### What to do:
Compile every line that includes the word "SOCIETA".

Data entries
------------------------------------------------------------

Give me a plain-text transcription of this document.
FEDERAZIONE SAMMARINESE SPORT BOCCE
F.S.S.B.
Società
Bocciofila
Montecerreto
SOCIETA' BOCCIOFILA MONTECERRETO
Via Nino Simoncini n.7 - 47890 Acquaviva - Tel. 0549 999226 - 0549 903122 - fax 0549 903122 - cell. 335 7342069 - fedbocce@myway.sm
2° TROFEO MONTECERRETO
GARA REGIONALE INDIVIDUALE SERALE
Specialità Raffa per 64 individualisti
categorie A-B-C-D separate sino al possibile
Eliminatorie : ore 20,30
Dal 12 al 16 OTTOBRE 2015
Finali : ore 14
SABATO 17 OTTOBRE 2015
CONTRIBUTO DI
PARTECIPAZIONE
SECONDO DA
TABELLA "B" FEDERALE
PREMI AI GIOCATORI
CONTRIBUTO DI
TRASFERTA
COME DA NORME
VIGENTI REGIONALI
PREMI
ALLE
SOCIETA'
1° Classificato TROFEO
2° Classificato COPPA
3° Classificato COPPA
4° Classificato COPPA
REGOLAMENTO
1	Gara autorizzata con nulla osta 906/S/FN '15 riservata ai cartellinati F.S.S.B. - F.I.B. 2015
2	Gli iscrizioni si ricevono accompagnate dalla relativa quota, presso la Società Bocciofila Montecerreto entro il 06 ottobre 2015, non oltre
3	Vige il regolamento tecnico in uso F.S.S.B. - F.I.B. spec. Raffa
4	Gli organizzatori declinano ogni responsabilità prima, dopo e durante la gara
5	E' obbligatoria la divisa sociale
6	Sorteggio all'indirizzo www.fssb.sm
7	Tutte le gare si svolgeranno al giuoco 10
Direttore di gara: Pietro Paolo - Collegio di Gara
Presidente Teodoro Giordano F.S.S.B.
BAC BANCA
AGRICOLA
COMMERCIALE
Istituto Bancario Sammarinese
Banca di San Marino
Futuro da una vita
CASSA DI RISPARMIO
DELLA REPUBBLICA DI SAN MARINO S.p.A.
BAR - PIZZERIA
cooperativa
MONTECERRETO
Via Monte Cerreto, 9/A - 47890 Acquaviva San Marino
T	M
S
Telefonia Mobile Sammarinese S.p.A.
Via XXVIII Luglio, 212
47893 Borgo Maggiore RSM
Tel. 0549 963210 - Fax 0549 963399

------------------------------------------------------------

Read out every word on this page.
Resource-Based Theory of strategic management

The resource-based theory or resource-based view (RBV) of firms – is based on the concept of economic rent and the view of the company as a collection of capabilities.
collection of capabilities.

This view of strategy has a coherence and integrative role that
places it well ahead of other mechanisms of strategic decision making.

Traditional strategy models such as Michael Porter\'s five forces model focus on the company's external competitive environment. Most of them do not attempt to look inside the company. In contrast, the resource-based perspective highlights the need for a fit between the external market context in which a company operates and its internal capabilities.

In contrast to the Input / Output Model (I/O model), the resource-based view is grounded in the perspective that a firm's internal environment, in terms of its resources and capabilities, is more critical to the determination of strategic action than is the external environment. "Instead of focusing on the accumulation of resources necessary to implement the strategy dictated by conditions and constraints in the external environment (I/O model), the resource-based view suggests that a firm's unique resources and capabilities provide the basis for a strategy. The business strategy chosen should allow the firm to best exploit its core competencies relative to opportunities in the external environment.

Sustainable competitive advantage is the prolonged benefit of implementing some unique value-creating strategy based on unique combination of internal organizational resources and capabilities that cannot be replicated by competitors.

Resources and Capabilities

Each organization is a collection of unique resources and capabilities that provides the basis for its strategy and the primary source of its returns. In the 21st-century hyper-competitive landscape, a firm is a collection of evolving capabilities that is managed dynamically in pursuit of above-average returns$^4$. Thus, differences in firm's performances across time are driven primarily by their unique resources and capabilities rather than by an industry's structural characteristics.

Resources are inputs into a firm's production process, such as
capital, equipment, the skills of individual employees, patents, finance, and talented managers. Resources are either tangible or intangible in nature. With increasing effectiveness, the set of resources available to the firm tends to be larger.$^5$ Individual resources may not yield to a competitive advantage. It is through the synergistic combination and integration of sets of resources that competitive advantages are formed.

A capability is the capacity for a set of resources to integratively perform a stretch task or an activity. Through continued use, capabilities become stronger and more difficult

------------------------------------------------------------

### The answer:
SOCIETA' BOCCIOFILA MONTECERRETO
SOCIETA'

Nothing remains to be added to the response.